● **INSTRUCTION**:
Turn every line of the listing below into a JSON list of strings, with one string for each line and blank lines left out.

Dataset listing:
^^^^^^^^^^^^^^^^
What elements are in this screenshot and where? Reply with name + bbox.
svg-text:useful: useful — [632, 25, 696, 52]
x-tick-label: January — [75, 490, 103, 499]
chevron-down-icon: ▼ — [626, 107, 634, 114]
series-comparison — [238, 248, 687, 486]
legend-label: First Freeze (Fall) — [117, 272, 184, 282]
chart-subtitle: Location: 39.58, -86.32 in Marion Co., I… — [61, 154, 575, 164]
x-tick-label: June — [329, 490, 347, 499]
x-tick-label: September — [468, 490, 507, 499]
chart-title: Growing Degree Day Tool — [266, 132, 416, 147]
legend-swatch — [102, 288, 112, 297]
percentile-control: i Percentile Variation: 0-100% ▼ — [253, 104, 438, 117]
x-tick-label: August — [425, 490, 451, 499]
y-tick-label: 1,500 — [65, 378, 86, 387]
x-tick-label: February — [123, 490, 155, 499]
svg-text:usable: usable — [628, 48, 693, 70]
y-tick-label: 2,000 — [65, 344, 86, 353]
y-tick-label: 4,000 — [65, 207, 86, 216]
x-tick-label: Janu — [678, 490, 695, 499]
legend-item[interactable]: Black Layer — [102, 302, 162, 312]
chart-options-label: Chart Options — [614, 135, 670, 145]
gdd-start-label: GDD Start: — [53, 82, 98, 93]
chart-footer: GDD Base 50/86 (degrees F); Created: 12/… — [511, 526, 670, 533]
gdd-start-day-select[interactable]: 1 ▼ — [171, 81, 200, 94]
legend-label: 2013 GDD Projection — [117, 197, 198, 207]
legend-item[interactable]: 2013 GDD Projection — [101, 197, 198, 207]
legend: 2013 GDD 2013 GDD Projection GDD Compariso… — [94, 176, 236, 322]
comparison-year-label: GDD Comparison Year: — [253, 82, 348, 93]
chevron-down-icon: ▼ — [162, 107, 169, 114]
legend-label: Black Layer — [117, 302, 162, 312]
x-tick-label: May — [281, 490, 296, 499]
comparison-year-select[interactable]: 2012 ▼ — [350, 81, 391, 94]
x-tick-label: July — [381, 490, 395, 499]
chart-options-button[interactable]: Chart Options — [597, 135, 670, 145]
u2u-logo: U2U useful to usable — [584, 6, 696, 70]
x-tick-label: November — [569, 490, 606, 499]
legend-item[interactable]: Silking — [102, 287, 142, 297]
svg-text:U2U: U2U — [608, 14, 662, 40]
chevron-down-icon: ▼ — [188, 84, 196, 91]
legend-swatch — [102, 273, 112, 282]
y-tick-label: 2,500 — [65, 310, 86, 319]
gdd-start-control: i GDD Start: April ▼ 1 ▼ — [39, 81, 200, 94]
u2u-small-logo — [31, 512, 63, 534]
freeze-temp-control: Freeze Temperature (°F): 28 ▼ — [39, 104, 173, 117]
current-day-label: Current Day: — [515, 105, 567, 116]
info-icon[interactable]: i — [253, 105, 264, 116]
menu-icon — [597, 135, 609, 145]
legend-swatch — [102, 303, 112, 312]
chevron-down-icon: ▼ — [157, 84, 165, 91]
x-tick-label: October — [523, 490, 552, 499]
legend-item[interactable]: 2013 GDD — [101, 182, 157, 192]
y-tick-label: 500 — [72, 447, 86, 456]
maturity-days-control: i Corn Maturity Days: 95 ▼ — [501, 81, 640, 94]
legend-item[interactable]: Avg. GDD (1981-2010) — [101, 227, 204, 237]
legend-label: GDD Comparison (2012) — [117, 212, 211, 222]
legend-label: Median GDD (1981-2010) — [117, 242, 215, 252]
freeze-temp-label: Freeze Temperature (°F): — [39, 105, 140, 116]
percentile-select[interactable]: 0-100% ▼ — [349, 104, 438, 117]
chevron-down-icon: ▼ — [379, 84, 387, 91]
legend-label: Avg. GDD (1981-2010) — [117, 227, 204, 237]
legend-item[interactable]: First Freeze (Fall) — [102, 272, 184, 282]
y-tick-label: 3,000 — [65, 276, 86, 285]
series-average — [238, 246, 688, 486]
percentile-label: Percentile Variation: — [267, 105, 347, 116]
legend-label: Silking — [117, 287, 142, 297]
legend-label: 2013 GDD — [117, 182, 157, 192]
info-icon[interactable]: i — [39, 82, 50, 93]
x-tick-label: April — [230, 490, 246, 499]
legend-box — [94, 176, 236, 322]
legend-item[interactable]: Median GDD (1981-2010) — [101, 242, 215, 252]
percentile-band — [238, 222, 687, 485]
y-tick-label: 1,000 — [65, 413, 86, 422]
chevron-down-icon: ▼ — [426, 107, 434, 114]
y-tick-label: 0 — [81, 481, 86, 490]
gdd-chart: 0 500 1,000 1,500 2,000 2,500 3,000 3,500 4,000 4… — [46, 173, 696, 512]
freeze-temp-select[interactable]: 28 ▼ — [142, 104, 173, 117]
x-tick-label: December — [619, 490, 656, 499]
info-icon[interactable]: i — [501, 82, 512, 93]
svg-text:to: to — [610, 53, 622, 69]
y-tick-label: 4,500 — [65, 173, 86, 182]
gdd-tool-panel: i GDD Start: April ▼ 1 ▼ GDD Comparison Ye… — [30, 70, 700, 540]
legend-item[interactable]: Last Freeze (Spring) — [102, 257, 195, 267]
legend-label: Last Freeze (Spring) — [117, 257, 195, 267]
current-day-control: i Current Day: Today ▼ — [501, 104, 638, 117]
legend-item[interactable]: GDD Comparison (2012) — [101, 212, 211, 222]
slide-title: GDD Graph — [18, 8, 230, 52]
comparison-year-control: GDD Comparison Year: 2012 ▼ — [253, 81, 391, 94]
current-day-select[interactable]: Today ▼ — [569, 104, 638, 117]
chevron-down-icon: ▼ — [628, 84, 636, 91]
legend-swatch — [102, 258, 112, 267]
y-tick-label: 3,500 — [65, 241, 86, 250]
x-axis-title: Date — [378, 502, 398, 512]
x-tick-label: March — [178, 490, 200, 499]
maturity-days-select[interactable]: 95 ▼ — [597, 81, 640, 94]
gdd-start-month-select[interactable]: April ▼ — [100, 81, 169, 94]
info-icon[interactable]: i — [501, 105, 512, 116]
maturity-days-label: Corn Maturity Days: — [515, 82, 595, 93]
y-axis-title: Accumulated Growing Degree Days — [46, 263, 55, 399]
^^^^^^^^^^^^^^^^
● **RESPONSE TO THIS EXERCISE**:
[
  "What elements are in this screenshot and where? Reply with name + bbox.",
  "svg-text:useful: useful — [632, 25, 696, 52]",
  "x-tick-label: January — [75, 490, 103, 499]",
  "chevron-down-icon: ▼ — [626, 107, 634, 114]",
  "series-comparison — [238, 248, 687, 486]",
  "legend-label: First Freeze (Fall) — [117, 272, 184, 282]",
  "chart-subtitle: Location: 39.58, -86.32 in Marion Co., I… — [61, 154, 575, 164]",
  "x-tick-label: June — [329, 490, 347, 499]",
  "x-tick-label: September — [468, 490, 507, 499]",
  "chart-title: Growing Degree Day Tool — [266, 132, 416, 147]",
  "legend-swatch — [102, 288, 112, 297]",
  "percentile-control: i Percentile Variation: 0-100% ▼ — [253, 104, 438, 117]",
  "x-tick-label: August — [425, 490, 451, 499]",
  "y-tick-label: 1,500 — [65, 378, 86, 387]",
  "x-tick-label: February — [123, 490, 155, 499]",
  "svg-text:usable: usable — [628, 48, 693, 70]",
  "y-tick-label: 2,000 — [65, 344, 86, 353]",
  "y-tick-label: 4,000 — [65, 207, 86, 216]",
  "x-tick-label: Janu — [678, 490, 695, 499]",
  "legend-item[interactable]: Black Layer — [102, 302, 162, 312]",
  "chart-options-label: Chart Options — [614, 135, 670, 145]",
  "gdd-start-label: GDD Start: — [53, 82, 98, 93]",
  "chart-footer: GDD Base 50/86 (degrees F); Created: 12/… — [511, 526, 670, 533]",
  "gdd-start-day-select[interactable]: 1 ▼ — [171, 81, 200, 94]",
  "legend-label: 2013 GDD Projection — [117, 197, 198, 207]",
  "legend-item[interactable]: 2013 GDD Projection — [101, 197, 198, 207]",
  "legend: 2013 GDD 2013 GDD Projection GDD Compariso… — [94, 176, 236, 322]",
  "comparison-year-label: GDD Comparison Year: — [253, 82, 348, 93]",
  "chevron-down-icon: ▼ — [162, 107, 169, 114]",
  "legend-label: Black Layer — [117, 302, 162, 312]",
  "x-tick-label: May — [281, 490, 296, 499]",
  "comparison-year-select[interactable]: 2012 ▼ — [350, 81, 391, 94]",
  "x-tick-label: July — [381, 490, 395, 499]",
  "chart-options-button[interactable]: Chart Options — [597, 135, 670, 145]",
  "u2u-logo: U2U useful to usable — [584, 6, 696, 70]",
  "x-tick-label: November — [569, 490, 606, 499]",
  "legend-item[interactable]: Silking — [102, 287, 142, 297]",
  "svg-text:U2U: U2U — [608, 14, 662, 40]",
  "chevron-down-icon: ▼ — [188, 84, 196, 91]",
  "legend-swatch — [102, 273, 112, 282]",
  "y-tick-label: 2,500 — [65, 310, 86, 319]",
  "gdd-start-control: i GDD Start: April ▼ 1 ▼ — [39, 81, 200, 94]",
  "u2u-small-logo — [31, 512, 63, 534]",
  "freeze-temp-control: Freeze Temperature (°F): 28 ▼ — [39, 104, 173, 117]",
  "current-day-label: Current Day: — [515, 105, 567, 116]",
  "info-icon[interactable]: i — [253, 105, 264, 116]",
  "menu-icon — [597, 135, 609, 145]",
  "legend-swatch — [102, 303, 112, 312]",
  "chevron-down-icon: ▼ — [157, 84, 165, 91]",
  "x-tick-label: October — [523, 490, 552, 499]",
  "legend-item[interactable]: 2013 GDD — [101, 182, 157, 192]",
  "y-tick-label: 500 — [72, 447, 86, 456]",
  "maturity-days-control: i Corn Maturity Days: 95 ▼ — [501, 81, 640, 94]",
  "legend-item[interactable]: Avg. GDD (1981-2010) — [101, 227, 204, 237]",
  "legend-label: GDD Comparison (2012) — [117, 212, 211, 222]",
  "legend-label: Median GDD (1981-2010) — [117, 242, 215, 252]",
  "freeze-temp-label: Freeze Temperature (°F): — [39, 105, 140, 116]",
  "percentile-select[interactable]: 0-100% ▼ — [349, 104, 438, 117]",
  "chevron-down-icon: ▼ — [379, 84, 387, 91]",
  "legend-label: Avg. GDD (1981-2010) — [117, 227, 204, 237]",
  "legend-item[interactable]: First Freeze (Fall) — [102, 272, 184, 282]",
  "y-tick-label: 3,000 — [65, 276, 86, 285]",
  "series-average — [238, 246, 688, 486]",
  "percentile-label: Percentile Variation: — [267, 105, 347, 116]",
  "legend-label: Silking — [117, 287, 142, 297]",
  "legend-label: 2013 GDD — [117, 182, 157, 192]",
  "info-icon[interactable]: i — [39, 82, 50, 93]",
  "x-tick-label: April — [230, 490, 246, 499]",
  "legend-box — [94, 176, 236, 322]",
  "legend-item[interactable]: Median GDD (1981-2010) — [101, 242, 215, 252]",
  "percentile-band — [238, 222, 687, 485]",
  "y-tick-label: 1,000 — [65, 413, 86, 422]",
  "chevron-down-icon: ▼ — [426, 107, 434, 114]",
  "y-tick-label: 0 — [81, 481, 86, 490]",
  "gdd-chart: 0 500 1,000 1,500 2,000 2,500 3,000 3,500 4,000 4… — [46, 173, 696, 512]",
  "freeze-temp-select[interactable]: 28 ▼ — [142, 104, 173, 117]",
  "x-tick-label: December — [619, 490, 656, 499]",
  "info-icon[interactable]: i — [501, 82, 512, 93]",
  "svg-text:to: to — [610, 53, 622, 69]",
  "y-tick-label: 4,500 — [65, 173, 86, 182]",
  "gdd-tool-panel: i GDD Start: April ▼ 1 ▼ GDD Comparison Ye… — [30, 70, 700, 540]",
  "legend-item[interactable]: Last Freeze (Spring) — [102, 257, 195, 267]",
  "legend-label: Last Freeze (Spring) — [117, 257, 195, 267]",
  "current-day-control: i Current Day: Today ▼ — [501, 104, 638, 117]",
  "legend-item[interactable]: GDD Comparison (2012) — [101, 212, 211, 222]",
  "slide-title: GDD Graph — [18, 8, 230, 52]",
  "comparison-year-control: GDD Comparison Year: 2012 ▼ — [253, 81, 391, 94]",
  "current-day-select[interactable]: Today ▼ — [569, 104, 638, 117]",
  "chevron-down-icon: ▼ — [628, 84, 636, 91]",
  "legend-swatch — [102, 258, 112, 267]",
  "y-tick-label: 3,500 — [65, 241, 86, 250]",
  "x-axis-title: Date — [378, 502, 398, 512]",
  "x-tick-label: March — [178, 490, 200, 499]",
  "maturity-days-select[interactable]: 95 ▼ — [597, 81, 640, 94]",
  "gdd-start-month-select[interactable]: April ▼ — [100, 81, 169, 94]",
  "info-icon[interactable]: i — [501, 105, 512, 116]",
  "maturity-days-label: Corn Maturity Days: — [515, 82, 595, 93]",
  "y-axis-title: Accumulated Growing Degree Days — [46, 263, 55, 399]"
]